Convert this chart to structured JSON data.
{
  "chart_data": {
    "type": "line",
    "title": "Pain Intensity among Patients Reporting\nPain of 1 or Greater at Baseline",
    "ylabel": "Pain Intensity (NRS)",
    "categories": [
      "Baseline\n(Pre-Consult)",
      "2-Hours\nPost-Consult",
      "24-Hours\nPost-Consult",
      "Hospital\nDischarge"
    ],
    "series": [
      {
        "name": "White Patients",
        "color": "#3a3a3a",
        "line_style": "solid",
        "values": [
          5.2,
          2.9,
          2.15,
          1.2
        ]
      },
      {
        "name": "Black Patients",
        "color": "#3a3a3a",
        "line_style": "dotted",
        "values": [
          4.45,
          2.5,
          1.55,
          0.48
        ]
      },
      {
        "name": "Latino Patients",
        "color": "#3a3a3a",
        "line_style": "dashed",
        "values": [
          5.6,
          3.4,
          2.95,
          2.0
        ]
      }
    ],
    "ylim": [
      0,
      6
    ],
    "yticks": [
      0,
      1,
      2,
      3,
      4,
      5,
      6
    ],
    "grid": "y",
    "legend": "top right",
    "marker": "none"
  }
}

EXERCISE DESCRIPTION: Taking the records above as a whole, work out how many of their lines hold the word "Patients". The reply should be that number alone.

RESPONSE TO THE TASK: 4